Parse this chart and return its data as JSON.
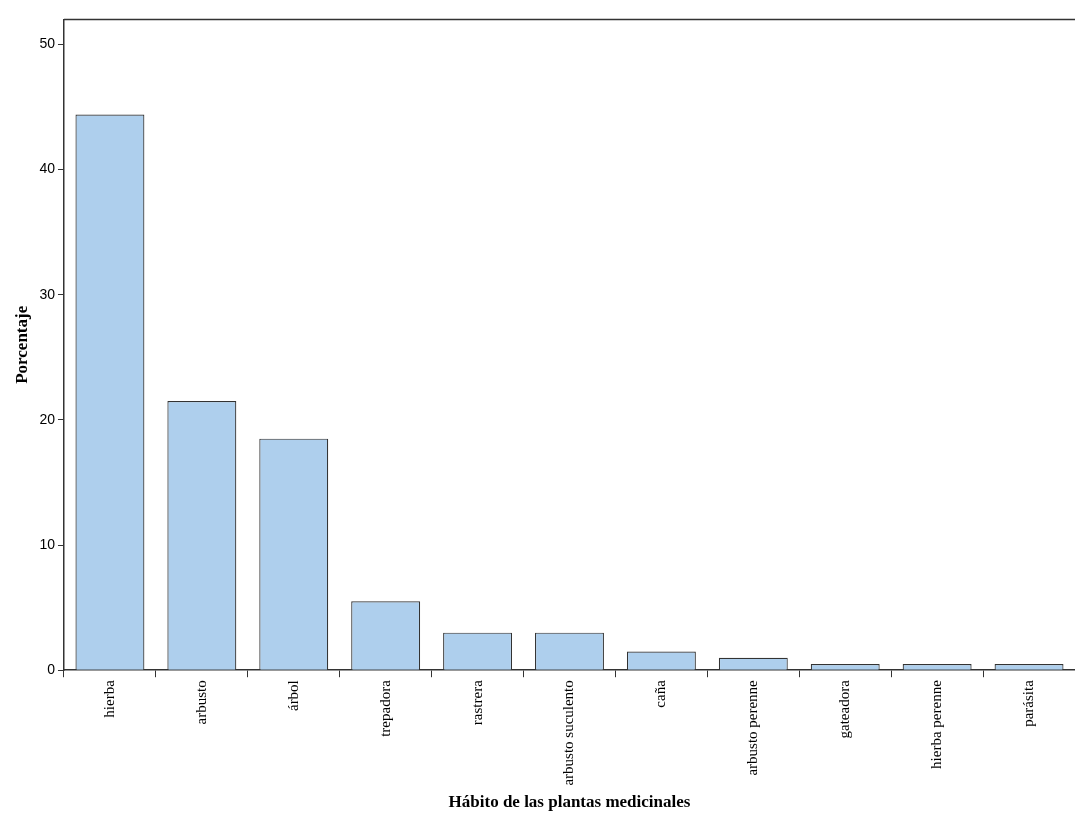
{
  "chart_data": {
    "type": "bar",
    "xlabel": "Hábito de las plantas medicinales",
    "ylabel": "Porcentaje",
    "categories": [
      "hierba",
      "arbusto",
      "árbol",
      "trepadora",
      "rastrera",
      "arbusto suculento",
      "caña",
      "arbusto perenne",
      "gateadora",
      "hierba perenne",
      "parásita"
    ],
    "values": [
      44.4,
      21.5,
      18.5,
      5.5,
      3.0,
      3.0,
      1.5,
      1.0,
      0.5,
      0.5,
      0.5
    ],
    "color": "#aecfed",
    "ylim": [
      0,
      52
    ],
    "yticks": [
      0,
      10,
      20,
      30,
      40,
      50
    ],
    "grid": false,
    "legend": false
  }
}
........
### TASK TO CARRY OUT
Do not include the images; transcribe the rest of the listing exactly.

### TASK SOLUTION
Parse this chart and return its data as JSON.
{
  "chart_data": {
    "type": "bar",
    "xlabel": "Hábito de las plantas medicinales",
    "ylabel": "Porcentaje",
    "categories": [
      "hierba",
      "arbusto",
      "árbol",
      "trepadora",
      "rastrera",
      "arbusto suculento",
      "caña",
      "arbusto perenne",
      "gateadora",
      "hierba perenne",
      "parásita"
    ],
    "values": [
      44.4,
      21.5,
      18.5,
      5.5,
      3.0,
      3.0,
      1.5,
      1.0,
      0.5,
      0.5,
      0.5
    ],
    "color": "#aecfed",
    "ylim": [
      0,
      52
    ],
    "yticks": [
      0,
      10,
      20,
      30,
      40,
      50
    ],
    "grid": false,
    "legend": false
  }
}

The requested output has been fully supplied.